■ DESCRIPTION OF THE TASK: Rewrite the records below with each "path-label" changed to "walkway-label" and every other character kept as it is. Leave the pictures out of your answer.

# start of MATERIAL SUPPLIED

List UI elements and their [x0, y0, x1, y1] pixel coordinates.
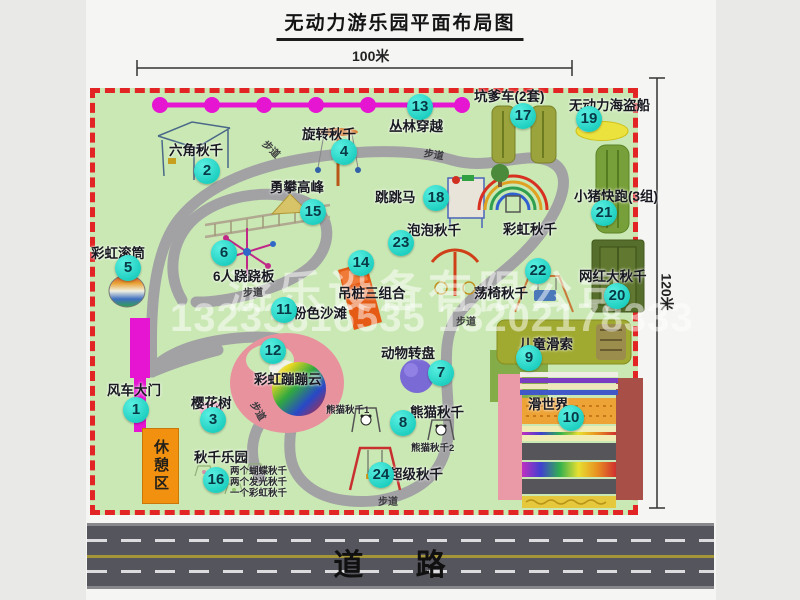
road: 道 路 [87, 523, 714, 589]
attraction-badge-9: 9 [516, 345, 542, 371]
attraction-label-22: 荡椅秋千 [474, 282, 528, 302]
attraction-badge-5: 5 [115, 255, 141, 281]
subblock-line: 两个发光秋千 [230, 477, 287, 488]
attraction-badge-21: 21 [591, 200, 617, 226]
attraction-badge-18: 18 [423, 185, 449, 211]
attraction-label-8: 熊猫秋千 [410, 401, 464, 421]
path-label-4: 步道 [456, 313, 476, 328]
attraction-badge-1: 1 [123, 397, 149, 423]
path-label-3: 步道 [243, 284, 263, 299]
attraction-badge-22: 22 [525, 258, 551, 284]
attraction-badge-3: 3 [200, 407, 226, 433]
attraction-label-18: 跳跳马 [375, 186, 416, 206]
attraction-label-24: 超级秋千 [389, 463, 443, 483]
attraction-badge-19: 19 [576, 106, 602, 132]
attraction-label-23: 泡泡秋千 [407, 219, 461, 239]
attraction-badge-17: 17 [510, 103, 536, 129]
attraction-badge-10: 10 [558, 405, 584, 431]
attraction-badge-4: 4 [331, 139, 357, 165]
attraction-subblock-16: 两个蝴蝶秋千两个发光秋千一个彩虹秋千 [230, 466, 287, 499]
attraction-label-14: 吊桩三组合 [338, 282, 406, 302]
attraction-label-6: 6人跷跷板 [213, 265, 275, 285]
attraction-badge-14: 14 [348, 250, 374, 276]
attraction-label-20: 网红大秋千 [579, 265, 647, 285]
attraction-label-2: 六角秋千 [169, 139, 223, 159]
attraction-badge-6: 6 [211, 240, 237, 266]
attraction-badge-16: 16 [203, 467, 229, 493]
attraction-sublabel-8-1: 熊猫秋千1 [326, 402, 369, 416]
attraction-badge-12: 12 [260, 338, 286, 364]
extra-label-1: 彩虹秋千 [503, 218, 557, 238]
attraction-badge-13: 13 [407, 94, 433, 120]
attraction-label-16: 秋千乐园 [194, 446, 248, 466]
attraction-badge-2: 2 [194, 158, 220, 184]
attraction-badge-24: 24 [368, 462, 394, 488]
rest-area-box: 休憩区 [142, 428, 179, 504]
attraction-badge-8: 8 [390, 410, 416, 436]
subblock-line: 两个蝴蝶秋千 [230, 466, 287, 477]
attraction-badge-11: 11 [271, 297, 297, 323]
width-dimension-label: 100米 [352, 46, 389, 66]
playground-plan: 无动力游乐园平面布局图 100米 120米 [0, 0, 800, 600]
attraction-label-7: 动物转盘 [381, 342, 435, 362]
path-label-2: 步道 [423, 144, 445, 162]
attraction-badge-20: 20 [604, 283, 630, 309]
attraction-label-11: 粉色沙滩 [293, 302, 347, 322]
subblock-line: 一个彩虹秋千 [230, 488, 287, 499]
attraction-label-17: 坑爹车(2套) [474, 85, 545, 105]
attraction-label-12: 彩虹蹦蹦云 [254, 368, 322, 388]
attraction-label-21: 小猪快跑(3组) [574, 185, 658, 205]
attraction-label-1: 风车大门 [107, 379, 161, 399]
attraction-badge-15: 15 [300, 199, 326, 225]
rest-area-label: 休憩区 [150, 439, 171, 493]
path-label-5: 步道 [378, 493, 398, 508]
right-margin-band [716, 0, 800, 600]
left-margin-band [0, 0, 86, 600]
attraction-badge-7: 7 [428, 360, 454, 386]
attraction-badge-23: 23 [388, 230, 414, 256]
attraction-label-15: 勇攀高峰 [270, 176, 324, 196]
road-label: 道 路 [87, 540, 714, 584]
attraction-sublabel-8-2: 熊猫秋千2 [411, 440, 454, 454]
page-title: 无动力游乐园平面布局图 [276, 8, 523, 41]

# end of MATERIAL SUPPLIED

■ RESULT OF THE EXERCISE:
List UI elements and their [x0, y0, x1, y1] pixel coordinates.
road: 道 路 [87, 523, 714, 589]
attraction-badge-9: 9 [516, 345, 542, 371]
attraction-label-22: 荡椅秋千 [474, 282, 528, 302]
attraction-badge-5: 5 [115, 255, 141, 281]
subblock-line: 两个发光秋千 [230, 477, 287, 488]
attraction-badge-21: 21 [591, 200, 617, 226]
attraction-badge-18: 18 [423, 185, 449, 211]
attraction-label-8: 熊猫秋千 [410, 401, 464, 421]
walkway-label-4: 步道 [456, 313, 476, 328]
attraction-badge-1: 1 [123, 397, 149, 423]
walkway-label-3: 步道 [243, 284, 263, 299]
attraction-badge-22: 22 [525, 258, 551, 284]
attraction-badge-3: 3 [200, 407, 226, 433]
attraction-label-18: 跳跳马 [375, 186, 416, 206]
attraction-label-24: 超级秋千 [389, 463, 443, 483]
attraction-badge-19: 19 [576, 106, 602, 132]
attraction-label-23: 泡泡秋千 [407, 219, 461, 239]
attraction-badge-17: 17 [510, 103, 536, 129]
attraction-badge-10: 10 [558, 405, 584, 431]
attraction-badge-4: 4 [331, 139, 357, 165]
attraction-subblock-16: 两个蝴蝶秋千两个发光秋千一个彩虹秋千 [230, 466, 287, 499]
attraction-label-14: 吊桩三组合 [338, 282, 406, 302]
attraction-label-6: 6人跷跷板 [213, 265, 275, 285]
attraction-badge-14: 14 [348, 250, 374, 276]
attraction-label-20: 网红大秋千 [579, 265, 647, 285]
attraction-label-2: 六角秋千 [169, 139, 223, 159]
attraction-badge-6: 6 [211, 240, 237, 266]
attraction-badge-16: 16 [203, 467, 229, 493]
attraction-sublabel-8-1: 熊猫秋千1 [326, 402, 369, 416]
attraction-badge-12: 12 [260, 338, 286, 364]
extra-label-1: 彩虹秋千 [503, 218, 557, 238]
attraction-badge-13: 13 [407, 94, 433, 120]
attraction-label-16: 秋千乐园 [194, 446, 248, 466]
attraction-badge-2: 2 [194, 158, 220, 184]
attraction-badge-24: 24 [368, 462, 394, 488]
rest-area-box: 休憩区 [142, 428, 179, 504]
attraction-badge-8: 8 [390, 410, 416, 436]
subblock-line: 两个蝴蝶秋千 [230, 466, 287, 477]
attraction-badge-11: 11 [271, 297, 297, 323]
width-dimension-label: 100米 [352, 46, 389, 66]
playground-plan: 无动力游乐园平面布局图 100米 120米 [0, 0, 800, 600]
attraction-label-7: 动物转盘 [381, 342, 435, 362]
walkway-label-2: 步道 [423, 144, 445, 162]
attraction-badge-20: 20 [604, 283, 630, 309]
attraction-label-11: 粉色沙滩 [293, 302, 347, 322]
subblock-line: 一个彩虹秋千 [230, 488, 287, 499]
attraction-label-17: 坑爹车(2套) [474, 85, 545, 105]
attraction-label-12: 彩虹蹦蹦云 [254, 368, 322, 388]
attraction-label-21: 小猪快跑(3组) [574, 185, 658, 205]
attraction-label-1: 风车大门 [107, 379, 161, 399]
attraction-badge-15: 15 [300, 199, 326, 225]
rest-area-label: 休憩区 [150, 439, 171, 493]
walkway-label-5: 步道 [378, 493, 398, 508]
right-margin-band [716, 0, 800, 600]
left-margin-band [0, 0, 86, 600]
attraction-badge-7: 7 [428, 360, 454, 386]
attraction-badge-23: 23 [388, 230, 414, 256]
attraction-label-15: 勇攀高峰 [270, 176, 324, 196]
road-label: 道 路 [87, 540, 714, 584]
attraction-sublabel-8-2: 熊猫秋千2 [411, 440, 454, 454]
page-title: 无动力游乐园平面布局图 [276, 8, 523, 41]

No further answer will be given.